[Supplied entries]:
-- begin --

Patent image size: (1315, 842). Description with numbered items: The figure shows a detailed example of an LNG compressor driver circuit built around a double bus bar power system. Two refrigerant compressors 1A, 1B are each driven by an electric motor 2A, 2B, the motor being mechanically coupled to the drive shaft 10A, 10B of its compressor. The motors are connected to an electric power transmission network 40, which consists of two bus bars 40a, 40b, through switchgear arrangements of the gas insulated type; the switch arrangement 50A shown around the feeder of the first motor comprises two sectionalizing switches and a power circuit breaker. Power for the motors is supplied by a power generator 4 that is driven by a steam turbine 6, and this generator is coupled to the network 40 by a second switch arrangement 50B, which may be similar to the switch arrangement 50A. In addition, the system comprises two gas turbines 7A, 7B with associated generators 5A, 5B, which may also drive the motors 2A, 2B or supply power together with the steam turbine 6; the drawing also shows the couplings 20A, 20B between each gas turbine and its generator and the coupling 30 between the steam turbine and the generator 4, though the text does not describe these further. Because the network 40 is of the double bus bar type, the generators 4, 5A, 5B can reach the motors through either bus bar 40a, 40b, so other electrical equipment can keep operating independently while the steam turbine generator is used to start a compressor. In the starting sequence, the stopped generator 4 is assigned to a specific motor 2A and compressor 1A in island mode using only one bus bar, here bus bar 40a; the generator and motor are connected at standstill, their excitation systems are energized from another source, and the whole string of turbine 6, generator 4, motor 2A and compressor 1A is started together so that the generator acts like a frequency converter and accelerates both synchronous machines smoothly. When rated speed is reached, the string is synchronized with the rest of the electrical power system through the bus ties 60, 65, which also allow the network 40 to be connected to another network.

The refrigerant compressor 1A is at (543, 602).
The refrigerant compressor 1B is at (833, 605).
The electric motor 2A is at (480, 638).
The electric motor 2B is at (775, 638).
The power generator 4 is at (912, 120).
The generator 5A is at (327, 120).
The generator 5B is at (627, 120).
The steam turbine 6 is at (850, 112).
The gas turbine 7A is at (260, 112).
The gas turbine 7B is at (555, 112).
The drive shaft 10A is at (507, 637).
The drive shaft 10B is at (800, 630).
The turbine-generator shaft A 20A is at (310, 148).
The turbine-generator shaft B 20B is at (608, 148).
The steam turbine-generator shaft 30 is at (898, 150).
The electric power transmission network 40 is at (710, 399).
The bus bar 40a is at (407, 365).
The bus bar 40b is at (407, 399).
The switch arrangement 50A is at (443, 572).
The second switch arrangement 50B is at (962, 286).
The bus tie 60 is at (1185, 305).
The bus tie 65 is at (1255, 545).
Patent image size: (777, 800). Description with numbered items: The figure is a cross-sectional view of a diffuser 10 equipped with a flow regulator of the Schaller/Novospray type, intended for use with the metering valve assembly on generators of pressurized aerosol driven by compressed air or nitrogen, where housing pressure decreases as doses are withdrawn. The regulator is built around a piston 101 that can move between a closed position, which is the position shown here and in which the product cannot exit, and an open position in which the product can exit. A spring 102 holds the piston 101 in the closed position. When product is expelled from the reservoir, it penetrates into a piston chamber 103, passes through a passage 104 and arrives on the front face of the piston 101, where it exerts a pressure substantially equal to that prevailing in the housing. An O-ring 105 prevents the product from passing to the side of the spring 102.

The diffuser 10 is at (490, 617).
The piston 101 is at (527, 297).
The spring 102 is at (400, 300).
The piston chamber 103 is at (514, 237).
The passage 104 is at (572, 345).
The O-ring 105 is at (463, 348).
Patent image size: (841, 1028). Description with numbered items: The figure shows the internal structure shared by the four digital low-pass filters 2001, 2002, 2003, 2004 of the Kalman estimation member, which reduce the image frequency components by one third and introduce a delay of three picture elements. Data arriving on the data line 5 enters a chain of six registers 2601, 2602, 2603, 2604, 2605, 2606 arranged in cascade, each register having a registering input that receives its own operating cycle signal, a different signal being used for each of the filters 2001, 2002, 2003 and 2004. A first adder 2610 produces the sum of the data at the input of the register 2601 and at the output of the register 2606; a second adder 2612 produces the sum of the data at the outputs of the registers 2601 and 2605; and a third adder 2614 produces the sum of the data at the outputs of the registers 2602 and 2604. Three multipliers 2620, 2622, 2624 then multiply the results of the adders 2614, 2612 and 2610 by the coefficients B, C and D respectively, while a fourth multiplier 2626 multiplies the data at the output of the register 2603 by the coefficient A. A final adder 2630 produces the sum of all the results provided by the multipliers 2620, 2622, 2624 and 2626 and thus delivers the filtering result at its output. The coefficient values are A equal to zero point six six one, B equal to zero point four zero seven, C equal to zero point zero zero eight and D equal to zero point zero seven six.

-- end --

[Task directions]: Report how many lines in the listing contain the string "diffuser", counting case. Give only the number.

[The completed task]: 2